• [EXERCISE AIM]: Any pictures in the records below should be skipped; write out everything else exactly.

• [RECORDS SHOWN]:
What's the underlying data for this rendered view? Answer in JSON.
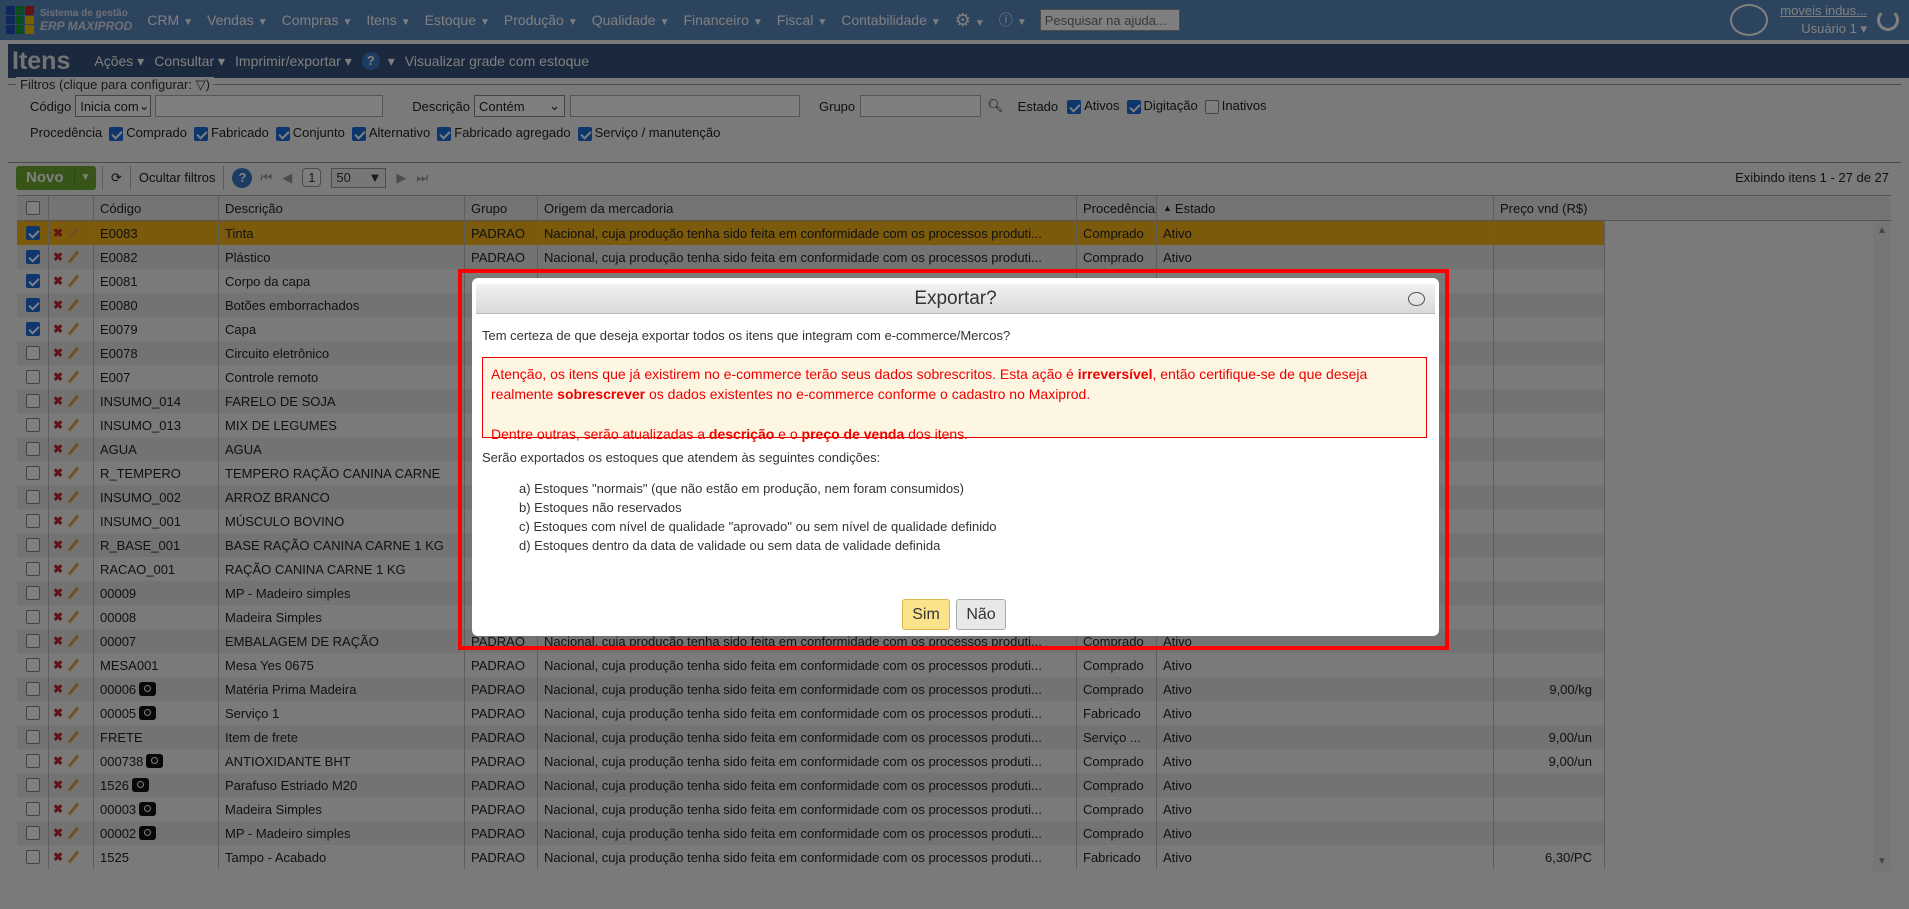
{
  "nav": {
    "brand_line1": "Sistema de gestão",
    "brand_line2": "ERP MAXIPROD",
    "items": [
      "CRM",
      "Vendas",
      "Compras",
      "Itens",
      "Estoque",
      "Produção",
      "Qualidade",
      "Financeiro",
      "Fiscal",
      "Contabilidade"
    ],
    "help_search_placeholder": "Pesquisar na ajuda...",
    "company": "moveis indus...",
    "user": "Usuário 1"
  },
  "page": {
    "title": "Itens",
    "menus": [
      "Ações",
      "Consultar",
      "Imprimir/exportar"
    ],
    "grid_link": "Visualizar grade com estoque"
  },
  "filters": {
    "legend": "Filtros (clique para configurar:",
    "legend_end": ")",
    "codigo_label": "Código",
    "codigo_mode": "Inicia com",
    "codigo_value": "",
    "descricao_label": "Descrição",
    "descricao_mode": "Contém",
    "descricao_value": "",
    "grupo_label": "Grupo",
    "grupo_value": "",
    "estado_label": "Estado",
    "estado": [
      {
        "label": "Ativos",
        "checked": true
      },
      {
        "label": "Digitação",
        "checked": true
      },
      {
        "label": "Inativos",
        "checked": false
      }
    ],
    "procedencia_label": "Procedência",
    "procedencia": [
      {
        "label": "Comprado",
        "checked": true
      },
      {
        "label": "Fabricado",
        "checked": true
      },
      {
        "label": "Conjunto",
        "checked": true
      },
      {
        "label": "Alternativo",
        "checked": true
      },
      {
        "label": "Fabricado agregado",
        "checked": true
      },
      {
        "label": "Serviço / manutenção",
        "checked": true
      }
    ]
  },
  "toolbar": {
    "new_label": "Novo",
    "hide_filters": "Ocultar filtros",
    "page": "1",
    "page_size": "50",
    "count": "Exibindo itens 1 - 27 de 27"
  },
  "table": {
    "columns": [
      "Código",
      "Descrição",
      "Grupo",
      "Origem da mercadoria",
      "Procedência",
      "Estado",
      "Preço vnd (R$)"
    ],
    "sort_column": "Estado",
    "rows": [
      {
        "checked": true,
        "selected": true,
        "code": "E0083",
        "desc": "Tinta",
        "group": "PADRAO",
        "origin": "Nacional, cuja produção tenha sido feita em conformidade com os processos produti...",
        "proc": "Comprado",
        "state": "Ativo",
        "price": ""
      },
      {
        "checked": true,
        "code": "E0082",
        "desc": "Plástico",
        "group": "PADRAO",
        "origin": "Nacional, cuja produção tenha sido feita em conformidade com os processos produti...",
        "proc": "Comprado",
        "state": "Ativo",
        "price": ""
      },
      {
        "checked": true,
        "code": "E0081",
        "desc": "Corpo da capa"
      },
      {
        "checked": true,
        "code": "E0080",
        "desc": "Botões emborrachados"
      },
      {
        "checked": true,
        "code": "E0079",
        "desc": "Capa"
      },
      {
        "code": "E0078",
        "desc": "Circuito eletrônico"
      },
      {
        "code": "E007",
        "desc": "Controle remoto"
      },
      {
        "code": "INSUMO_014",
        "desc": "FARELO DE SOJA"
      },
      {
        "code": "INSUMO_013",
        "desc": "MIX DE LEGUMES"
      },
      {
        "code": "AGUA",
        "desc": "AGUA"
      },
      {
        "code": "R_TEMPERO",
        "desc": "TEMPERO RAÇÃO CANINA CARNE"
      },
      {
        "code": "INSUMO_002",
        "desc": "ARROZ BRANCO"
      },
      {
        "code": "INSUMO_001",
        "desc": "MÚSCULO BOVINO"
      },
      {
        "code": "R_BASE_001",
        "desc": "BASE RAÇÃO CANINA CARNE 1 KG"
      },
      {
        "code": "RACAO_001",
        "desc": "RAÇÃO CANINA CARNE 1 KG"
      },
      {
        "code": "00009",
        "desc": "MP - Madeiro simples"
      },
      {
        "code": "00008",
        "desc": "Madeira Simples"
      },
      {
        "code": "00007",
        "desc": "EMBALAGEM DE RAÇÃO",
        "group": "PADRAO",
        "origin": "Nacional, cuja produção tenha sido feita em conformidade com os processos produti...",
        "proc": "Comprado",
        "state": "Ativo",
        "price": ""
      },
      {
        "code": "MESA001",
        "desc": "Mesa Yes 0675",
        "group": "PADRAO",
        "origin": "Nacional, cuja produção tenha sido feita em conformidade com os processos produti...",
        "proc": "Comprado",
        "state": "Ativo",
        "price": ""
      },
      {
        "code": "00006",
        "photo": true,
        "desc": "Matéria Prima Madeira",
        "group": "PADRAO",
        "origin": "Nacional, cuja produção tenha sido feita em conformidade com os processos produti...",
        "proc": "Comprado",
        "state": "Ativo",
        "price": "9,00/kg"
      },
      {
        "code": "00005",
        "photo": true,
        "desc": "Serviço 1",
        "group": "PADRAO",
        "origin": "Nacional, cuja produção tenha sido feita em conformidade com os processos produti...",
        "proc": "Fabricado",
        "state": "Ativo",
        "price": ""
      },
      {
        "code": "FRETE",
        "desc": "Item de frete",
        "group": "PADRAO",
        "origin": "Nacional, cuja produção tenha sido feita em conformidade com os processos produti...",
        "proc": "Serviço ...",
        "state": "Ativo",
        "price": "9,00/un"
      },
      {
        "code": "000738",
        "photo": true,
        "desc": "ANTIOXIDANTE BHT",
        "group": "PADRAO",
        "origin": "Nacional, cuja produção tenha sido feita em conformidade com os processos produti...",
        "proc": "Comprado",
        "state": "Ativo",
        "price": "9,00/un"
      },
      {
        "code": "1526",
        "photo": true,
        "desc": "Parafuso Estriado M20",
        "group": "PADRAO",
        "origin": "Nacional, cuja produção tenha sido feita em conformidade com os processos produti...",
        "proc": "Comprado",
        "state": "Ativo",
        "price": ""
      },
      {
        "code": "00003",
        "photo": true,
        "desc": "Madeira Simples",
        "group": "PADRAO",
        "origin": "Nacional, cuja produção tenha sido feita em conformidade com os processos produti...",
        "proc": "Comprado",
        "state": "Ativo",
        "price": ""
      },
      {
        "code": "00002",
        "photo": true,
        "desc": "MP - Madeiro simples",
        "group": "PADRAO",
        "origin": "Nacional, cuja produção tenha sido feita em conformidade com os processos produti...",
        "proc": "Comprado",
        "state": "Ativo",
        "price": ""
      },
      {
        "code": "1525",
        "desc": "Tampo - Acabado",
        "group": "PADRAO",
        "origin": "Nacional, cuja produção tenha sido feita em conformidade com os processos produti...",
        "proc": "Fabricado",
        "state": "Ativo",
        "price": "6,30/PC"
      }
    ]
  },
  "dialog": {
    "title": "Exportar?",
    "question": "Tem certeza de que deseja exportar todos os itens que integram com e-commerce/Mercos?",
    "warning": {
      "p1_a": "Atenção, os itens que já existirem no e-commerce terão seus dados sobrescritos. Esta ação é ",
      "p1_b": "irreversível",
      "p1_c": ", então certifique-se de que deseja realmente ",
      "p1_d": "sobrescrever",
      "p1_e": " os dados existentes no e-commerce conforme o cadastro no Maxiprod.",
      "p2_a": "Dentre outras, serão atualizadas a ",
      "p2_b": "descrição",
      "p2_c": " e o ",
      "p2_d": "preço de venda",
      "p2_e": " dos itens."
    },
    "conditions_intro": "Serão exportados os estoques que atendem às seguintes condições:",
    "conditions": [
      "a) Estoques \"normais\" (que não estão em produção, nem foram consumidos)",
      "b) Estoques não reservados",
      "c) Estoques com nível de qualidade \"aprovado\" ou sem nível de qualidade definido",
      "d) Estoques dentro da data de validade ou sem data de validade definida"
    ],
    "yes": "Sim",
    "no": "Não"
  },
  "colors": {
    "nav": "#5b88bf",
    "selected_row": "#f9b416",
    "new_button": "#6fa832",
    "warning_text": "#ee0000",
    "highlight_border": "#ff0000"
  }
}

• [COMPLETE ANSWER]:
What's the underlying data for this rendered view? Answer in JSON.
{
  "nav": {
    "brand_line1": "Sistema de gestão",
    "brand_line2": "ERP MAXIPROD",
    "items": [
      "CRM",
      "Vendas",
      "Compras",
      "Itens",
      "Estoque",
      "Produção",
      "Qualidade",
      "Financeiro",
      "Fiscal",
      "Contabilidade"
    ],
    "help_search_placeholder": "Pesquisar na ajuda...",
    "company": "moveis indus...",
    "user": "Usuário 1"
  },
  "page": {
    "title": "Itens",
    "menus": [
      "Ações",
      "Consultar",
      "Imprimir/exportar"
    ],
    "grid_link": "Visualizar grade com estoque"
  },
  "filters": {
    "legend": "Filtros (clique para configurar:",
    "legend_end": ")",
    "codigo_label": "Código",
    "codigo_mode": "Inicia com",
    "codigo_value": "",
    "descricao_label": "Descrição",
    "descricao_mode": "Contém",
    "descricao_value": "",
    "grupo_label": "Grupo",
    "grupo_value": "",
    "estado_label": "Estado",
    "estado": [
      {
        "label": "Ativos",
        "checked": true
      },
      {
        "label": "Digitação",
        "checked": true
      },
      {
        "label": "Inativos",
        "checked": false
      }
    ],
    "procedencia_label": "Procedência",
    "procedencia": [
      {
        "label": "Comprado",
        "checked": true
      },
      {
        "label": "Fabricado",
        "checked": true
      },
      {
        "label": "Conjunto",
        "checked": true
      },
      {
        "label": "Alternativo",
        "checked": true
      },
      {
        "label": "Fabricado agregado",
        "checked": true
      },
      {
        "label": "Serviço / manutenção",
        "checked": true
      }
    ]
  },
  "toolbar": {
    "new_label": "Novo",
    "hide_filters": "Ocultar filtros",
    "page": "1",
    "page_size": "50",
    "count": "Exibindo itens 1 - 27 de 27"
  },
  "table": {
    "columns": [
      "Código",
      "Descrição",
      "Grupo",
      "Origem da mercadoria",
      "Procedência",
      "Estado",
      "Preço vnd (R$)"
    ],
    "sort_column": "Estado",
    "rows": [
      {
        "checked": true,
        "selected": true,
        "code": "E0083",
        "desc": "Tinta",
        "group": "PADRAO",
        "origin": "Nacional, cuja produção tenha sido feita em conformidade com os processos produti...",
        "proc": "Comprado",
        "state": "Ativo",
        "price": ""
      },
      {
        "checked": true,
        "code": "E0082",
        "desc": "Plástico",
        "group": "PADRAO",
        "origin": "Nacional, cuja produção tenha sido feita em conformidade com os processos produti...",
        "proc": "Comprado",
        "state": "Ativo",
        "price": ""
      },
      {
        "checked": true,
        "code": "E0081",
        "desc": "Corpo da capa"
      },
      {
        "checked": true,
        "code": "E0080",
        "desc": "Botões emborrachados"
      },
      {
        "checked": true,
        "code": "E0079",
        "desc": "Capa"
      },
      {
        "code": "E0078",
        "desc": "Circuito eletrônico"
      },
      {
        "code": "E007",
        "desc": "Controle remoto"
      },
      {
        "code": "INSUMO_014",
        "desc": "FARELO DE SOJA"
      },
      {
        "code": "INSUMO_013",
        "desc": "MIX DE LEGUMES"
      },
      {
        "code": "AGUA",
        "desc": "AGUA"
      },
      {
        "code": "R_TEMPERO",
        "desc": "TEMPERO RAÇÃO CANINA CARNE"
      },
      {
        "code": "INSUMO_002",
        "desc": "ARROZ BRANCO"
      },
      {
        "code": "INSUMO_001",
        "desc": "MÚSCULO BOVINO"
      },
      {
        "code": "R_BASE_001",
        "desc": "BASE RAÇÃO CANINA CARNE 1 KG"
      },
      {
        "code": "RACAO_001",
        "desc": "RAÇÃO CANINA CARNE 1 KG"
      },
      {
        "code": "00009",
        "desc": "MP - Madeiro simples"
      },
      {
        "code": "00008",
        "desc": "Madeira Simples"
      },
      {
        "code": "00007",
        "desc": "EMBALAGEM DE RAÇÃO",
        "group": "PADRAO",
        "origin": "Nacional, cuja produção tenha sido feita em conformidade com os processos produti...",
        "proc": "Comprado",
        "state": "Ativo",
        "price": ""
      },
      {
        "code": "MESA001",
        "desc": "Mesa Yes 0675",
        "group": "PADRAO",
        "origin": "Nacional, cuja produção tenha sido feita em conformidade com os processos produti...",
        "proc": "Comprado",
        "state": "Ativo",
        "price": ""
      },
      {
        "code": "00006",
        "photo": true,
        "desc": "Matéria Prima Madeira",
        "group": "PADRAO",
        "origin": "Nacional, cuja produção tenha sido feita em conformidade com os processos produti...",
        "proc": "Comprado",
        "state": "Ativo",
        "price": "9,00/kg"
      },
      {
        "code": "00005",
        "photo": true,
        "desc": "Serviço 1",
        "group": "PADRAO",
        "origin": "Nacional, cuja produção tenha sido feita em conformidade com os processos produti...",
        "proc": "Fabricado",
        "state": "Ativo",
        "price": ""
      },
      {
        "code": "FRETE",
        "desc": "Item de frete",
        "group": "PADRAO",
        "origin": "Nacional, cuja produção tenha sido feita em conformidade com os processos produti...",
        "proc": "Serviço ...",
        "state": "Ativo",
        "price": "9,00/un"
      },
      {
        "code": "000738",
        "photo": true,
        "desc": "ANTIOXIDANTE BHT",
        "group": "PADRAO",
        "origin": "Nacional, cuja produção tenha sido feita em conformidade com os processos produti...",
        "proc": "Comprado",
        "state": "Ativo",
        "price": "9,00/un"
      },
      {
        "code": "1526",
        "photo": true,
        "desc": "Parafuso Estriado M20",
        "group": "PADRAO",
        "origin": "Nacional, cuja produção tenha sido feita em conformidade com os processos produti...",
        "proc": "Comprado",
        "state": "Ativo",
        "price": ""
      },
      {
        "code": "00003",
        "photo": true,
        "desc": "Madeira Simples",
        "group": "PADRAO",
        "origin": "Nacional, cuja produção tenha sido feita em conformidade com os processos produti...",
        "proc": "Comprado",
        "state": "Ativo",
        "price": ""
      },
      {
        "code": "00002",
        "photo": true,
        "desc": "MP - Madeiro simples",
        "group": "PADRAO",
        "origin": "Nacional, cuja produção tenha sido feita em conformidade com os processos produti...",
        "proc": "Comprado",
        "state": "Ativo",
        "price": ""
      },
      {
        "code": "1525",
        "desc": "Tampo - Acabado",
        "group": "PADRAO",
        "origin": "Nacional, cuja produção tenha sido feita em conformidade com os processos produti...",
        "proc": "Fabricado",
        "state": "Ativo",
        "price": "6,30/PC"
      }
    ]
  },
  "dialog": {
    "title": "Exportar?",
    "question": "Tem certeza de que deseja exportar todos os itens que integram com e-commerce/Mercos?",
    "warning": {
      "p1_a": "Atenção, os itens que já existirem no e-commerce terão seus dados sobrescritos. Esta ação é ",
      "p1_b": "irreversível",
      "p1_c": ", então certifique-se de que deseja realmente ",
      "p1_d": "sobrescrever",
      "p1_e": " os dados existentes no e-commerce conforme o cadastro no Maxiprod.",
      "p2_a": "Dentre outras, serão atualizadas a ",
      "p2_b": "descrição",
      "p2_c": " e o ",
      "p2_d": "preço de venda",
      "p2_e": " dos itens."
    },
    "conditions_intro": "Serão exportados os estoques que atendem às seguintes condições:",
    "conditions": [
      "a) Estoques \"normais\" (que não estão em produção, nem foram consumidos)",
      "b) Estoques não reservados",
      "c) Estoques com nível de qualidade \"aprovado\" ou sem nível de qualidade definido",
      "d) Estoques dentro da data de validade ou sem data de validade definida"
    ],
    "yes": "Sim",
    "no": "Não"
  },
  "colors": {
    "nav": "#5b88bf",
    "selected_row": "#f9b416",
    "new_button": "#6fa832",
    "warning_text": "#ee0000",
    "highlight_border": "#ff0000"
  }
}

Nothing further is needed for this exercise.